• What to work on: Your task is to filter the data below down to the lines holding "sampling".

Dataset listings of figures:
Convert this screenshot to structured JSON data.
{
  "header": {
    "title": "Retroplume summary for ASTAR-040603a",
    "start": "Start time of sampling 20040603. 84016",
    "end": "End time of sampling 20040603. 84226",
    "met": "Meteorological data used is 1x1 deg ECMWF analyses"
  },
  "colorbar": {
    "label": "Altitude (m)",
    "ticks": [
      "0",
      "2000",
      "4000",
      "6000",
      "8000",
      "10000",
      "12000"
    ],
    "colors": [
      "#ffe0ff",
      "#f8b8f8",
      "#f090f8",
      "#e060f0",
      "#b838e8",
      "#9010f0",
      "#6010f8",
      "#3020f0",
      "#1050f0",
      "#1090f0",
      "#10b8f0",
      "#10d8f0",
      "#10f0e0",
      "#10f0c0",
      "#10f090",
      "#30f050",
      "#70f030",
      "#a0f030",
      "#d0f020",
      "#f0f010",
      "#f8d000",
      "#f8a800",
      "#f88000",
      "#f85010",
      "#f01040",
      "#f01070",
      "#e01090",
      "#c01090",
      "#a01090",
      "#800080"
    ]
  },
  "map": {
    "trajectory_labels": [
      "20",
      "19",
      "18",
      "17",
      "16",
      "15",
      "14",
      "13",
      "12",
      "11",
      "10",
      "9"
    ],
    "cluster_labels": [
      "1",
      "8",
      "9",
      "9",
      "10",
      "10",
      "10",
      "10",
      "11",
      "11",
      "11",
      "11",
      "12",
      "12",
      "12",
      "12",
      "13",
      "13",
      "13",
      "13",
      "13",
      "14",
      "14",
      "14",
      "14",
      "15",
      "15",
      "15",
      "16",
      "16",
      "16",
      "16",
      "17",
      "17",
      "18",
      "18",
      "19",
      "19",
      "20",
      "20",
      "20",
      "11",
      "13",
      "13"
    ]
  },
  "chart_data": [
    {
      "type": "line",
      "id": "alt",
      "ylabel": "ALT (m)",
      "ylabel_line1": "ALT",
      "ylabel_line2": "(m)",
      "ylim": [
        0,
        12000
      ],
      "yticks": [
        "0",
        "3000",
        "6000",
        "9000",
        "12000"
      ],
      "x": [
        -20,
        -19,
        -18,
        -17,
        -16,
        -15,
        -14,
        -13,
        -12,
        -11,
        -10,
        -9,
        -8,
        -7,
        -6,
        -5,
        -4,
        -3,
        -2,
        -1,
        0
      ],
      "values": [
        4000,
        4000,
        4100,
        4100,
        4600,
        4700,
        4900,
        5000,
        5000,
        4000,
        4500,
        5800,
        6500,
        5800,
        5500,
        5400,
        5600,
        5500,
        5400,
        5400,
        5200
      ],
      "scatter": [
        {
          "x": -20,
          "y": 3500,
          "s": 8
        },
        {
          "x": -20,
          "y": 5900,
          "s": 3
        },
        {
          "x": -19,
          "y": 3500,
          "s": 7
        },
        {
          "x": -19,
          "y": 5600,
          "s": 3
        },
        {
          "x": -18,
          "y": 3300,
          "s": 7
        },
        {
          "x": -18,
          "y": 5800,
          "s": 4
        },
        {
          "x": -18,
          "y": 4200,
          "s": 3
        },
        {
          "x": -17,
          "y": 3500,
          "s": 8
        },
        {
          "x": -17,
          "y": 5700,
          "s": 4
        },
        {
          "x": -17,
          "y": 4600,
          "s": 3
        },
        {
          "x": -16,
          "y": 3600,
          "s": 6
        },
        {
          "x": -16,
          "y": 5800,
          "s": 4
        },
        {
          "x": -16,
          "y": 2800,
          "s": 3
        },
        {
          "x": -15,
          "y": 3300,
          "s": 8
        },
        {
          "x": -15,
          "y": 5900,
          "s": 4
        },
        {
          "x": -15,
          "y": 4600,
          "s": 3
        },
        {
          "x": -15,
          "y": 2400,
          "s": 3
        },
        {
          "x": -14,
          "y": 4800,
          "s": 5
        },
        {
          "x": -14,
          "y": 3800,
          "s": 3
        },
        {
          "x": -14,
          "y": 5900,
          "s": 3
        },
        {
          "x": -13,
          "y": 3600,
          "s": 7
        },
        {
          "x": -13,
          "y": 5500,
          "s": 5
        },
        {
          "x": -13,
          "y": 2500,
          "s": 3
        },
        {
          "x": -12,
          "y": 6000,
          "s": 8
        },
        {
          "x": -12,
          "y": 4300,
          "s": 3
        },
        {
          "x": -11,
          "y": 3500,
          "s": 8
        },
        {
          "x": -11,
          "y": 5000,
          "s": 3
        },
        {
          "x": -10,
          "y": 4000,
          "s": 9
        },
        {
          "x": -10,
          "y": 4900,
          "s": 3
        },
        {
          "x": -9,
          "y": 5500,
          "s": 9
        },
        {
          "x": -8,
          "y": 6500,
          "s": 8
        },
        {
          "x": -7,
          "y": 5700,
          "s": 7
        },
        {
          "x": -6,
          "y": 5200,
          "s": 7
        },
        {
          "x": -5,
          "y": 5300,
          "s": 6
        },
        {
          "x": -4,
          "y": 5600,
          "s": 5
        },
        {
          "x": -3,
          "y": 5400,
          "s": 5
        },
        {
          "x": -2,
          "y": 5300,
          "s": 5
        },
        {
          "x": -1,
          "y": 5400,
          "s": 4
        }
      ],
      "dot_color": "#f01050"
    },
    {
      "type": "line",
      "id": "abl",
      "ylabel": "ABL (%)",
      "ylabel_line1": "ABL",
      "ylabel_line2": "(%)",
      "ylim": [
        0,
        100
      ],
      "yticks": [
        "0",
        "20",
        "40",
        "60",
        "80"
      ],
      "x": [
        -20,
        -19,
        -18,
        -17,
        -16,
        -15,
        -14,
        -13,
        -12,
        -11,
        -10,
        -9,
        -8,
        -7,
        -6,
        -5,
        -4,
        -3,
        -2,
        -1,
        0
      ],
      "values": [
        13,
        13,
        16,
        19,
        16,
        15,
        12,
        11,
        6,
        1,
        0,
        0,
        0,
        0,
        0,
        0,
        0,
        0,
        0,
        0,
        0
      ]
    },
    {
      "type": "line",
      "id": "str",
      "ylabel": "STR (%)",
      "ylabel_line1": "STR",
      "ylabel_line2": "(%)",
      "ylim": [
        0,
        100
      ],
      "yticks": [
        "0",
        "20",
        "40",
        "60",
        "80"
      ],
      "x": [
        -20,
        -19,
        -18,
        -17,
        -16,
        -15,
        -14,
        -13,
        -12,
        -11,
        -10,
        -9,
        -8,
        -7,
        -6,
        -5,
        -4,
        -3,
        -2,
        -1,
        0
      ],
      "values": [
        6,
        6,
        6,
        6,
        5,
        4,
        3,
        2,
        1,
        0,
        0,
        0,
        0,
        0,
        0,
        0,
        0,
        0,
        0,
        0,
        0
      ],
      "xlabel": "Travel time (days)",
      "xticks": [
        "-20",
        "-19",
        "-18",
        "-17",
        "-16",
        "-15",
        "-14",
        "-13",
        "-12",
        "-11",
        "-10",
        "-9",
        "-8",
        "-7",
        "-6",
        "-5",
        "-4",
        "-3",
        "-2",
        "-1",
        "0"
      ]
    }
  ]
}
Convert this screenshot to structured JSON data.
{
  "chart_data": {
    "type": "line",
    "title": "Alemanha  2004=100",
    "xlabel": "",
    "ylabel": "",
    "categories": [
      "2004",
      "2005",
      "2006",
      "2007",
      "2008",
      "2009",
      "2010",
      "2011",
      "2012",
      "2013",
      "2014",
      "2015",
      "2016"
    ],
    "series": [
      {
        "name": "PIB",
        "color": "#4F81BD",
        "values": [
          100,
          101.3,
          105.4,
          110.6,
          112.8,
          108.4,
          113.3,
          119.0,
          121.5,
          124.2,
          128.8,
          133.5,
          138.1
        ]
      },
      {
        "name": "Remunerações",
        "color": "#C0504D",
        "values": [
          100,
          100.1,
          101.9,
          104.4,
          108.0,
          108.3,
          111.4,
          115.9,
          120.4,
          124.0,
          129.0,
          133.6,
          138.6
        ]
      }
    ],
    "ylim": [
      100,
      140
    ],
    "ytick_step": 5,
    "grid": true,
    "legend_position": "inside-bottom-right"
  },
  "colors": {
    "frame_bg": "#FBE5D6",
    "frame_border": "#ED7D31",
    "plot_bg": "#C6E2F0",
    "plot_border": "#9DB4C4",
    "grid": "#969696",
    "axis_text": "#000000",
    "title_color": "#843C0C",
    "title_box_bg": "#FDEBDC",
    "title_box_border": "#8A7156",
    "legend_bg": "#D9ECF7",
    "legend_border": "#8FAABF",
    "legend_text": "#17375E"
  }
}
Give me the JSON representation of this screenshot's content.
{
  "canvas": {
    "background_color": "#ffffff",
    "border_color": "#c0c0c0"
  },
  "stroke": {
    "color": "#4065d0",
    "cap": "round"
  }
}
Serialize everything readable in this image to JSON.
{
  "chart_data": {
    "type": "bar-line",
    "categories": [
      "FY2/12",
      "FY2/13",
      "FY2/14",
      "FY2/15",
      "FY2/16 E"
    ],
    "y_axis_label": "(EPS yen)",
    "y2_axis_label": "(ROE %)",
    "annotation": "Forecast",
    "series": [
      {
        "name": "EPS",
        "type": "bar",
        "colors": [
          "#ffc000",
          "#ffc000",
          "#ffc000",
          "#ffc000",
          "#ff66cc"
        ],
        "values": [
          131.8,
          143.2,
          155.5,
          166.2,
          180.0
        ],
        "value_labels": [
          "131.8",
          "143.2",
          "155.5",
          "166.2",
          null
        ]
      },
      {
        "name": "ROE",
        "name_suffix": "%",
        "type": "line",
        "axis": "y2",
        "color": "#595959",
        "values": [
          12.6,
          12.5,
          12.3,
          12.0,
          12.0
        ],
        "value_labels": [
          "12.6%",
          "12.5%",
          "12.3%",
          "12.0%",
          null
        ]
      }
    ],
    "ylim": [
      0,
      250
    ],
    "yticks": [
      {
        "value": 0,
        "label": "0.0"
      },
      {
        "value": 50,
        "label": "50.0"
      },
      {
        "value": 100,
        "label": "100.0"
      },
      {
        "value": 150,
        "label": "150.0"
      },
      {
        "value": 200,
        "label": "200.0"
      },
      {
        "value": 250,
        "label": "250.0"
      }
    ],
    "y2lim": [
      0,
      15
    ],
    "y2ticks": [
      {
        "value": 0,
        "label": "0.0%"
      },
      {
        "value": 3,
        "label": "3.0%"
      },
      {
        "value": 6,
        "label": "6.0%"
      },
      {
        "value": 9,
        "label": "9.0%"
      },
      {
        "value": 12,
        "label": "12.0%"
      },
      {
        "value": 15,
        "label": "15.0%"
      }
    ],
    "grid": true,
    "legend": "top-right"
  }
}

• Finished task:
    "start": "Start time of sampling 20040603. 84016",
    "end": "End time of sampling 20040603. 84226",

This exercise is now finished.